# REQUEST
Reproduce every entry exactly.

--- start DATA EXTRACT ---

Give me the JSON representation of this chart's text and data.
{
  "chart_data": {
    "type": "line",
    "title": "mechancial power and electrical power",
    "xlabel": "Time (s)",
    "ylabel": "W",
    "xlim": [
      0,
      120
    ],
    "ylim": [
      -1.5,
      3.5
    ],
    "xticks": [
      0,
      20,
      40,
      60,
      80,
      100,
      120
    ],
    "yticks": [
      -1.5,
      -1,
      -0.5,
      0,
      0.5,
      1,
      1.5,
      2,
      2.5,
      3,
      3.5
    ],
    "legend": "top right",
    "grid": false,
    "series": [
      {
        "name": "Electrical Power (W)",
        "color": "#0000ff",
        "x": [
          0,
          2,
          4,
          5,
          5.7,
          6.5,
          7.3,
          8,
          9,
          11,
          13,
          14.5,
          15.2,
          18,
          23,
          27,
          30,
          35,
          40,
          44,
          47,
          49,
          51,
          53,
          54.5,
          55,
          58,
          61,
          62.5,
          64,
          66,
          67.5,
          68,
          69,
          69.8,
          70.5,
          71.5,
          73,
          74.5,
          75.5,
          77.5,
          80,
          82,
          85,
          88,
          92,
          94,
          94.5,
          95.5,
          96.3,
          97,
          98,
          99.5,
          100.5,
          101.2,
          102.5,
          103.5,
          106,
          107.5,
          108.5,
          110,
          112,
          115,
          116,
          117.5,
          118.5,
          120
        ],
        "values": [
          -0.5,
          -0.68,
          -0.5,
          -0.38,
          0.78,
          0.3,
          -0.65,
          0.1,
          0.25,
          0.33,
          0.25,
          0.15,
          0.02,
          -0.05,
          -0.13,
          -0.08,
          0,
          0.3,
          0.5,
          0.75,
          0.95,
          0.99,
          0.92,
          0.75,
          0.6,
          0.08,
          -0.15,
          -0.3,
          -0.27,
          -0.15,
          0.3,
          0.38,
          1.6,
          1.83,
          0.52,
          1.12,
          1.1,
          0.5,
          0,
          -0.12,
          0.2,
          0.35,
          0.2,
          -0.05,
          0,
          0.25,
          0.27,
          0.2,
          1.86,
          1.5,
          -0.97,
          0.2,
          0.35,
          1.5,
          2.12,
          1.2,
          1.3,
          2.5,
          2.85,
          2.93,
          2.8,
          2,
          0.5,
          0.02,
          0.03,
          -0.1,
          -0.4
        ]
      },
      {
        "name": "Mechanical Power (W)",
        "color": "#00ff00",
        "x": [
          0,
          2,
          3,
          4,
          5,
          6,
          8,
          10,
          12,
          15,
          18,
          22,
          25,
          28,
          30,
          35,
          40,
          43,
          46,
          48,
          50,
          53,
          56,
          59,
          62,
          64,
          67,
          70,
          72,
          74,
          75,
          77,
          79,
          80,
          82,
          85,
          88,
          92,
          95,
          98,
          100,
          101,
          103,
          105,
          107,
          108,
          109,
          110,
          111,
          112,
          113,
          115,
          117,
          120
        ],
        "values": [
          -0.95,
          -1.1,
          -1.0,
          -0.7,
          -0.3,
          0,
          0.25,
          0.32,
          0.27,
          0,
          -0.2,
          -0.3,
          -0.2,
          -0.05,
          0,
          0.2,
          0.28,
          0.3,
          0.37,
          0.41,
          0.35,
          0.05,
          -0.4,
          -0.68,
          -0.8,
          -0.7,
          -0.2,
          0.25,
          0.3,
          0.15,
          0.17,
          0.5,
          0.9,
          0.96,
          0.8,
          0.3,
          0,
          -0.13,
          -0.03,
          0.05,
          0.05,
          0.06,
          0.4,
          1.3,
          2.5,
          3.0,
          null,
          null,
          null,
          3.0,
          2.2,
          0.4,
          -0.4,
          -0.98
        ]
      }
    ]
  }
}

--- end DATA EXTRACT ---

# EXERCISE RESULT
Give me the JSON representation of this chart's text and data.
{
  "chart_data": {
    "type": "line",
    "title": "mechancial power and electrical power",
    "xlabel": "Time (s)",
    "ylabel": "W",
    "xlim": [
      0,
      120
    ],
    "ylim": [
      -1.5,
      3.5
    ],
    "xticks": [
      0,
      20,
      40,
      60,
      80,
      100,
      120
    ],
    "yticks": [
      -1.5,
      -1,
      -0.5,
      0,
      0.5,
      1,
      1.5,
      2,
      2.5,
      3,
      3.5
    ],
    "legend": "top right",
    "grid": false,
    "series": [
      {
        "name": "Electrical Power (W)",
        "color": "#0000ff",
        "x": [
          0,
          2,
          4,
          5,
          5.7,
          6.5,
          7.3,
          8,
          9,
          11,
          13,
          14.5,
          15.2,
          18,
          23,
          27,
          30,
          35,
          40,
          44,
          47,
          49,
          51,
          53,
          54.5,
          55,
          58,
          61,
          62.5,
          64,
          66,
          67.5,
          68,
          69,
          69.8,
          70.5,
          71.5,
          73,
          74.5,
          75.5,
          77.5,
          80,
          82,
          85,
          88,
          92,
          94,
          94.5,
          95.5,
          96.3,
          97,
          98,
          99.5,
          100.5,
          101.2,
          102.5,
          103.5,
          106,
          107.5,
          108.5,
          110,
          112,
          115,
          116,
          117.5,
          118.5,
          120
        ],
        "values": [
          -0.5,
          -0.68,
          -0.5,
          -0.38,
          0.78,
          0.3,
          -0.65,
          0.1,
          0.25,
          0.33,
          0.25,
          0.15,
          0.02,
          -0.05,
          -0.13,
          -0.08,
          0,
          0.3,
          0.5,
          0.75,
          0.95,
          0.99,
          0.92,
          0.75,
          0.6,
          0.08,
          -0.15,
          -0.3,
          -0.27,
          -0.15,
          0.3,
          0.38,
          1.6,
          1.83,
          0.52,
          1.12,
          1.1,
          0.5,
          0,
          -0.12,
          0.2,
          0.35,
          0.2,
          -0.05,
          0,
          0.25,
          0.27,
          0.2,
          1.86,
          1.5,
          -0.97,
          0.2,
          0.35,
          1.5,
          2.12,
          1.2,
          1.3,
          2.5,
          2.85,
          2.93,
          2.8,
          2,
          0.5,
          0.02,
          0.03,
          -0.1,
          -0.4
        ]
      },
      {
        "name": "Mechanical Power (W)",
        "color": "#00ff00",
        "x": [
          0,
          2,
          3,
          4,
          5,
          6,
          8,
          10,
          12,
          15,
          18,
          22,
          25,
          28,
          30,
          35,
          40,
          43,
          46,
          48,
          50,
          53,
          56,
          59,
          62,
          64,
          67,
          70,
          72,
          74,
          75,
          77,
          79,
          80,
          82,
          85,
          88,
          92,
          95,
          98,
          100,
          101,
          103,
          105,
          107,
          108,
          109,
          110,
          111,
          112,
          113,
          115,
          117,
          120
        ],
        "values": [
          -0.95,
          -1.1,
          -1.0,
          -0.7,
          -0.3,
          0,
          0.25,
          0.32,
          0.27,
          0,
          -0.2,
          -0.3,
          -0.2,
          -0.05,
          0,
          0.2,
          0.28,
          0.3,
          0.37,
          0.41,
          0.35,
          0.05,
          -0.4,
          -0.68,
          -0.8,
          -0.7,
          -0.2,
          0.25,
          0.3,
          0.15,
          0.17,
          0.5,
          0.9,
          0.96,
          0.8,
          0.3,
          0,
          -0.13,
          -0.03,
          0.05,
          0.05,
          0.06,
          0.4,
          1.3,
          2.5,
          3.0,
          null,
          null,
          null,
          3.0,
          2.2,
          0.4,
          -0.4,
          -0.98
        ]
      }
    ]
  }
}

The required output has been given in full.